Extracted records
=======
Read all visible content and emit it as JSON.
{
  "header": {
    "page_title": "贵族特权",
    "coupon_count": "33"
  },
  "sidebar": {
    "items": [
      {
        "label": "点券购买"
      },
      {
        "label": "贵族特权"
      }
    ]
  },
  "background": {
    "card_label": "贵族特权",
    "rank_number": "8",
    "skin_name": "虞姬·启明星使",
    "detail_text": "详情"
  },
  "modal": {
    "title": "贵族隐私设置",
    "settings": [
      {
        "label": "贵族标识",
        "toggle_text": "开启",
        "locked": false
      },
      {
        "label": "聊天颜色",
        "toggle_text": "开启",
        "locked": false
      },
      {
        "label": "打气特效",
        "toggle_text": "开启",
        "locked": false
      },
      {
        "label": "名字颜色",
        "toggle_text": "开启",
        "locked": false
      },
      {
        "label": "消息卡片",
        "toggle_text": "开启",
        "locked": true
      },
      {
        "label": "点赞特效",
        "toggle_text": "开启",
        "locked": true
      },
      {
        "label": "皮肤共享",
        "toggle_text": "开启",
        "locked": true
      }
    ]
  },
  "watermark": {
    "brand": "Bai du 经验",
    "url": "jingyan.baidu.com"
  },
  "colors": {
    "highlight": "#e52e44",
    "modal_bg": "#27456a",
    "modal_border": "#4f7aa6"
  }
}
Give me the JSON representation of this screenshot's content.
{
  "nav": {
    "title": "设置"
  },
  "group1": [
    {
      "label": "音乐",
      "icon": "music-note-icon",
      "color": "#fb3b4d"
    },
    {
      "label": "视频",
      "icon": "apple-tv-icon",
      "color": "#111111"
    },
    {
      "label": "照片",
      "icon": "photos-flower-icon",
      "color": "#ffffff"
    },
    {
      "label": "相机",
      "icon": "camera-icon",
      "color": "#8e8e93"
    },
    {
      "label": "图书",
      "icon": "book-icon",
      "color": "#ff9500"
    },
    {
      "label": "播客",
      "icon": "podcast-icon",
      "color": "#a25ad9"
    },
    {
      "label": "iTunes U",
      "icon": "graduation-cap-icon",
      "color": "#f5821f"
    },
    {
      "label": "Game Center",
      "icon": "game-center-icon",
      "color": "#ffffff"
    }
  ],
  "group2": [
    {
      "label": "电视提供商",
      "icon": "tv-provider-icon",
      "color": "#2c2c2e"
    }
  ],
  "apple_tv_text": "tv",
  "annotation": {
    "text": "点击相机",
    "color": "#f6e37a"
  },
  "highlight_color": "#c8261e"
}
=======
■ Goal of the exercise ■
Return the entries in full, keeping every line exactly as it is.

■ Response below ■
Read all visible content and emit it as JSON.
{
  "header": {
    "page_title": "贵族特权",
    "coupon_count": "33"
  },
  "sidebar": {
    "items": [
      {
        "label": "点券购买"
      },
      {
        "label": "贵族特权"
      }
    ]
  },
  "background": {
    "card_label": "贵族特权",
    "rank_number": "8",
    "skin_name": "虞姬·启明星使",
    "detail_text": "详情"
  },
  "modal": {
    "title": "贵族隐私设置",
    "settings": [
      {
        "label": "贵族标识",
        "toggle_text": "开启",
        "locked": false
      },
      {
        "label": "聊天颜色",
        "toggle_text": "开启",
        "locked": false
      },
      {
        "label": "打气特效",
        "toggle_text": "开启",
        "locked": false
      },
      {
        "label": "名字颜色",
        "toggle_text": "开启",
        "locked": false
      },
      {
        "label": "消息卡片",
        "toggle_text": "开启",
        "locked": true
      },
      {
        "label": "点赞特效",
        "toggle_text": "开启",
        "locked": true
      },
      {
        "label": "皮肤共享",
        "toggle_text": "开启",
        "locked": true
      }
    ]
  },
  "watermark": {
    "brand": "Bai du 经验",
    "url": "jingyan.baidu.com"
  },
  "colors": {
    "highlight": "#e52e44",
    "modal_bg": "#27456a",
    "modal_border": "#4f7aa6"
  }
}
Give me the JSON representation of this screenshot's content.
{
  "nav": {
    "title": "设置"
  },
  "group1": [
    {
      "label": "音乐",
      "icon": "music-note-icon",
      "color": "#fb3b4d"
    },
    {
      "label": "视频",
      "icon": "apple-tv-icon",
      "color": "#111111"
    },
    {
      "label": "照片",
      "icon": "photos-flower-icon",
      "color": "#ffffff"
    },
    {
      "label": "相机",
      "icon": "camera-icon",
      "color": "#8e8e93"
    },
    {
      "label": "图书",
      "icon": "book-icon",
      "color": "#ff9500"
    },
    {
      "label": "播客",
      "icon": "podcast-icon",
      "color": "#a25ad9"
    },
    {
      "label": "iTunes U",
      "icon": "graduation-cap-icon",
      "color": "#f5821f"
    },
    {
      "label": "Game Center",
      "icon": "game-center-icon",
      "color": "#ffffff"
    }
  ],
  "group2": [
    {
      "label": "电视提供商",
      "icon": "tv-provider-icon",
      "color": "#2c2c2e"
    }
  ],
  "apple_tv_text": "tv",
  "annotation": {
    "text": "点击相机",
    "color": "#f6e37a"
  },
  "highlight_color": "#c8261e"
}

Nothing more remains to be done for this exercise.